++++ Extracted records ++++

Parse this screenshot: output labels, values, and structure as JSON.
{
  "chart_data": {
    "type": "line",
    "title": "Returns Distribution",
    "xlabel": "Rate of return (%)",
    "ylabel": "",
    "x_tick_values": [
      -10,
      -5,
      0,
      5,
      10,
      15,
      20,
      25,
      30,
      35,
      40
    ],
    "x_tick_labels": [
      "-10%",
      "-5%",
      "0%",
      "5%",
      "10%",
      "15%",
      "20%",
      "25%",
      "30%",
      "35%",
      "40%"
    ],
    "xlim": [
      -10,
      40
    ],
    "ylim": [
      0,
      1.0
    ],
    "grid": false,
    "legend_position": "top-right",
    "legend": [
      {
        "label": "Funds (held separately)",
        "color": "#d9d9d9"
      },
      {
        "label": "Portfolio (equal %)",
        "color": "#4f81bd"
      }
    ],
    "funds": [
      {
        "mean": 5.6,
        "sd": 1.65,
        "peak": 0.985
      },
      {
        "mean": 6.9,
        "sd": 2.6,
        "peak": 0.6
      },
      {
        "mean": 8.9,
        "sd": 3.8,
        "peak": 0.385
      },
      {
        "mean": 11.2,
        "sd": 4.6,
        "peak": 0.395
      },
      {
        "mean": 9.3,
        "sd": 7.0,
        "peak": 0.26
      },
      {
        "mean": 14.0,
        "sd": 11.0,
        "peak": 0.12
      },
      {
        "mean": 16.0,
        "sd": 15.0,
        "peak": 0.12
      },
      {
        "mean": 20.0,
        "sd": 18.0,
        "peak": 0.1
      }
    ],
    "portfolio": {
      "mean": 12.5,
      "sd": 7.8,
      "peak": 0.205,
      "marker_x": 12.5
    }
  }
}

++++

Short exercise
Output the records above in their entirety, exactly.

Written response
Parse this screenshot: output labels, values, and structure as JSON.
{
  "chart_data": {
    "type": "line",
    "title": "Returns Distribution",
    "xlabel": "Rate of return (%)",
    "ylabel": "",
    "x_tick_values": [
      -10,
      -5,
      0,
      5,
      10,
      15,
      20,
      25,
      30,
      35,
      40
    ],
    "x_tick_labels": [
      "-10%",
      "-5%",
      "0%",
      "5%",
      "10%",
      "15%",
      "20%",
      "25%",
      "30%",
      "35%",
      "40%"
    ],
    "xlim": [
      -10,
      40
    ],
    "ylim": [
      0,
      1.0
    ],
    "grid": false,
    "legend_position": "top-right",
    "legend": [
      {
        "label": "Funds (held separately)",
        "color": "#d9d9d9"
      },
      {
        "label": "Portfolio (equal %)",
        "color": "#4f81bd"
      }
    ],
    "funds": [
      {
        "mean": 5.6,
        "sd": 1.65,
        "peak": 0.985
      },
      {
        "mean": 6.9,
        "sd": 2.6,
        "peak": 0.6
      },
      {
        "mean": 8.9,
        "sd": 3.8,
        "peak": 0.385
      },
      {
        "mean": 11.2,
        "sd": 4.6,
        "peak": 0.395
      },
      {
        "mean": 9.3,
        "sd": 7.0,
        "peak": 0.26
      },
      {
        "mean": 14.0,
        "sd": 11.0,
        "peak": 0.12
      },
      {
        "mean": 16.0,
        "sd": 15.0,
        "peak": 0.12
      },
      {
        "mean": 20.0,
        "sd": 18.0,
        "peak": 0.1
      }
    ],
    "portfolio": {
      "mean": 12.5,
      "sd": 7.8,
      "peak": 0.205,
      "marker_x": 12.5
    }
  }
}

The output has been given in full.